# RECORDS SUPPLIED
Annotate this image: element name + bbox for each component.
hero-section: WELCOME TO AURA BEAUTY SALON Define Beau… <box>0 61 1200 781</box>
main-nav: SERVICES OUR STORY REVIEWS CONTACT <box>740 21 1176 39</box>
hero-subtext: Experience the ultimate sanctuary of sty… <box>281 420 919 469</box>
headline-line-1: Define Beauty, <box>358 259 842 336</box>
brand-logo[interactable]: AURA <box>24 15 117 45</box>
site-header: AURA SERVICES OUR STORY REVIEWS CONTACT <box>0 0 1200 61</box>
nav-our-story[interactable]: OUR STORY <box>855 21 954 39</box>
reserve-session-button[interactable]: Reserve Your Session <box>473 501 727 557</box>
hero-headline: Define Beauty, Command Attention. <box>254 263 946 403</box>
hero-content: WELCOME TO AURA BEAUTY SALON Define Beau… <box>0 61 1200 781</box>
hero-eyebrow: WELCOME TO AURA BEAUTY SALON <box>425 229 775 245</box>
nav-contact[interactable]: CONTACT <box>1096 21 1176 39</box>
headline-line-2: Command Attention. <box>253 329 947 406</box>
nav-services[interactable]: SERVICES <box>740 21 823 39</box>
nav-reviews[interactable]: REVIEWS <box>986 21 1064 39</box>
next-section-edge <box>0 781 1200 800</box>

# STATED TASK
Lay out the lines of the records from the start through the line containing "brand-logo[interactable]: AURA <box>24" (both ends included) as a JSON list of strings, one string per line, omitting blank lines.

# TASK SOLUTION
[
  "Annotate this image: element name + bbox for each component.",
  "hero-section: WELCOME TO AURA BEAUTY SALON Define Beau… <box>0 61 1200 781</box>",
  "main-nav: SERVICES OUR STORY REVIEWS CONTACT <box>740 21 1176 39</box>",
  "hero-subtext: Experience the ultimate sanctuary of sty… <box>281 420 919 469</box>",
  "headline-line-1: Define Beauty, <box>358 259 842 336</box>",
  "brand-logo[interactable]: AURA <box>24 15 117 45</box>"
]